I'm in Washington D.C. right now. I flew here to visit my grandmother, who is 100 years old and wanted to see me right away. My first thought when I heard that was to say, "Well, that's highly inconvenient, Grandma, given that I'm a journalist. You may not appreciate this, but at this moment in history flying to Washington means flying away from the interesting part of the world. Can't we do this some other time?" My second thought was not so much a thought but a long hot bath in the pure elixir of Jewish guilt. She's 100 years old. So here I am in Washington. As you'll note from the time of this post, though, Turkish Airlines lost my circadian rhythms--I suspect they're circling a luggage carousel in Bora Bora.
Jetlagged Thought, Part 1: Man, no wonder journalists will say any fool thing that pops into their heads about the Middle East when they're in America. The second you arrive here, even if you've spent the past twenty years swearing up and down to everyone who will listen that the rest of the world really exists, it just seems kind of manifestly untrue. When you're in America, the rest of the world seems like a far-away abstraction.
I can't completely account for this, psychologically. It's not just the vastness of the Atlantic Ocean. It's something about the way America feels--like a safe, impregnable fortress. In reality it isn't: I can illustrate that it's extremely vulnerable with a million reasonable, solid arguments. But I can't make myself feel the reality of that when I'm on American soil.
America's an orderly, predictable, reasonable, moderate, seemingly self-contained universe, surrounded by immense oceans, barricaded by armed guards and sniffer dogs, where everyone drives two miles an hour and politely gestures to the other drivers--"You first! No, you!"--with no thought whatsoever to getting anywhere fast or winning. (This is actually utterly maddening: American drivers, where is your honor?)

━━━━━━━━━━━━━━━━━━━━

Task → In the blog post about a trip to Washington D.C., which airline does the writer blame for losing their circadian rhythms?

━━━━━━━━━━━━━━━━━━━━

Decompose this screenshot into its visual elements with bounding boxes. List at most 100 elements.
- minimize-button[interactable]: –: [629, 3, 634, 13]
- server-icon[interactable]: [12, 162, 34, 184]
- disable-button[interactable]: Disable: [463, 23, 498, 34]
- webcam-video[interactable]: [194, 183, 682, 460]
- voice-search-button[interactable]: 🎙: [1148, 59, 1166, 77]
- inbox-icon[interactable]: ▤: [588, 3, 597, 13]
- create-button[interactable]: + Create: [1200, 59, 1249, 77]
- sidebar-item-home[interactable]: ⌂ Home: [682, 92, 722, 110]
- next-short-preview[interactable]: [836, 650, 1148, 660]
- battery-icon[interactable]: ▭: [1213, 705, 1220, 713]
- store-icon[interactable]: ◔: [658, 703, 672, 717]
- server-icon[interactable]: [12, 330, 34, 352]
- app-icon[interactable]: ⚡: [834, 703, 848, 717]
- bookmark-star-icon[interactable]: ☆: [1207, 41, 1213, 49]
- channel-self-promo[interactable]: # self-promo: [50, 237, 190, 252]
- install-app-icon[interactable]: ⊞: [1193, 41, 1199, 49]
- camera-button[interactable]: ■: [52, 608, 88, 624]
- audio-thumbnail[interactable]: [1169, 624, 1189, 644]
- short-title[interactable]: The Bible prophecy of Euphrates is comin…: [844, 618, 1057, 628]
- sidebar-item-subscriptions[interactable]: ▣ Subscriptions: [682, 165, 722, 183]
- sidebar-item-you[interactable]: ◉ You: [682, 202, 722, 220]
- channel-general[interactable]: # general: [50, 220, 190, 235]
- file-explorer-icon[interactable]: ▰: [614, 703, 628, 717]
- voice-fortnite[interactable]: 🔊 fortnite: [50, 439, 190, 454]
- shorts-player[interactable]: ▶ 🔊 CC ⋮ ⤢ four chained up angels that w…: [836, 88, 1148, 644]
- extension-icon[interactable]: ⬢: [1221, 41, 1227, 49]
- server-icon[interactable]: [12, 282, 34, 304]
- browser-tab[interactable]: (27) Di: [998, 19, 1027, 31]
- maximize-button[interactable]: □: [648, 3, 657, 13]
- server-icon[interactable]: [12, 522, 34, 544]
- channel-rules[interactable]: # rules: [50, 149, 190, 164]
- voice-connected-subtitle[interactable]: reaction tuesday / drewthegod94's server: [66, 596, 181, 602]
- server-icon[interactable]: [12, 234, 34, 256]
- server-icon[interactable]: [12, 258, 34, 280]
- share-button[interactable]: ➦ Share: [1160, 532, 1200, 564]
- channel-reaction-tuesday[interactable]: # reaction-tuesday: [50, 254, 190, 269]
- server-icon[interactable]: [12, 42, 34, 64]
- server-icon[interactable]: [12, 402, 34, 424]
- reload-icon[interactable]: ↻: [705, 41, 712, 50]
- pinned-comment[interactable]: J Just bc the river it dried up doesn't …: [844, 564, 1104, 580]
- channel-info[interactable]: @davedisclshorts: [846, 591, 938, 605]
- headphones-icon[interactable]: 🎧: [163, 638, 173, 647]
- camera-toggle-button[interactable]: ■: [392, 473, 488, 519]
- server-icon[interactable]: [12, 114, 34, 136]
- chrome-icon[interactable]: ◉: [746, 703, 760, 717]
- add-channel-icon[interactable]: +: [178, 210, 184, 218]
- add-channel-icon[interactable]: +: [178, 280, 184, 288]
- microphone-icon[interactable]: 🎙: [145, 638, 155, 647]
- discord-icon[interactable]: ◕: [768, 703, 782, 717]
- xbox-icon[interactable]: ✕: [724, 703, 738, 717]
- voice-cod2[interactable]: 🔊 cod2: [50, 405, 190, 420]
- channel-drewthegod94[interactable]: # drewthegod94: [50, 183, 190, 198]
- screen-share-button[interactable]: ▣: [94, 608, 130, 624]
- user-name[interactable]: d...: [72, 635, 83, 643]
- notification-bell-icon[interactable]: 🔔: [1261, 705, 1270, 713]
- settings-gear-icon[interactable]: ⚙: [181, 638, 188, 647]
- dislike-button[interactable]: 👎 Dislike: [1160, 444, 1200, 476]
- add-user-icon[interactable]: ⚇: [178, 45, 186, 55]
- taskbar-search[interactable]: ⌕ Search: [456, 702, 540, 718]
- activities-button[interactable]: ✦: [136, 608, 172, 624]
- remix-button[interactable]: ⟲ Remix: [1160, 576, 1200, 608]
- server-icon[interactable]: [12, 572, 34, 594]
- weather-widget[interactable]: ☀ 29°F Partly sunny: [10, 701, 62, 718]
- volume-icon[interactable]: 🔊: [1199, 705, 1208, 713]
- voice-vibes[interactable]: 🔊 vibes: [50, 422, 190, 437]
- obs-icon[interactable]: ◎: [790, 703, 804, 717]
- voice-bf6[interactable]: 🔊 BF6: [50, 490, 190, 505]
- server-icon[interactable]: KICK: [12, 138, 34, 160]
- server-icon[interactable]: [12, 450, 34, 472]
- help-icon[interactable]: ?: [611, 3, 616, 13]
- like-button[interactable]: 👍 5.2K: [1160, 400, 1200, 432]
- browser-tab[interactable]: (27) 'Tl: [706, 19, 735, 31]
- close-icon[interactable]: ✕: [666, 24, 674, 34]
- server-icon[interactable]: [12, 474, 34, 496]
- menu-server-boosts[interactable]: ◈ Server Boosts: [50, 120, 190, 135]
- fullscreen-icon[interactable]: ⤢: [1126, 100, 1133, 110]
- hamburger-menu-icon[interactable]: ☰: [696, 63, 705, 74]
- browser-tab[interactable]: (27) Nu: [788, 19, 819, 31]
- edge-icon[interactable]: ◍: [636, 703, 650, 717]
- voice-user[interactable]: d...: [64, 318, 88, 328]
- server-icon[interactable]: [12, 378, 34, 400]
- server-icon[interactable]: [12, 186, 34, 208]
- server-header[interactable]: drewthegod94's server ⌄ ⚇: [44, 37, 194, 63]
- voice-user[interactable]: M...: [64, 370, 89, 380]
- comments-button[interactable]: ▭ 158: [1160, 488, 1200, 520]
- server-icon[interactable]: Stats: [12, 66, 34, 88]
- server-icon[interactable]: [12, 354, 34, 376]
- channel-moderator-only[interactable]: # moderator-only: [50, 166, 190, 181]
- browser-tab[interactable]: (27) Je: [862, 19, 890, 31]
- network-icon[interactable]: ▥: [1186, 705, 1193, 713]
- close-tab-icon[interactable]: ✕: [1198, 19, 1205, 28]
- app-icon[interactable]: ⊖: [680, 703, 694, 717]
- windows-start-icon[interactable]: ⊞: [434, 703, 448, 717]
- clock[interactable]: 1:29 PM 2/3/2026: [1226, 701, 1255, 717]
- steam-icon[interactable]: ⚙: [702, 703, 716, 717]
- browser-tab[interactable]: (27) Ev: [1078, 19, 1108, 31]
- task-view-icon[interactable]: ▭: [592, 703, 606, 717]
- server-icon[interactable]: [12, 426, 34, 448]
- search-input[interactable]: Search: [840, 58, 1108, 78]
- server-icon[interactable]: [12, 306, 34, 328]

━━━━━━━━━━━━━━━━━━━━

Result → Turkish Airlines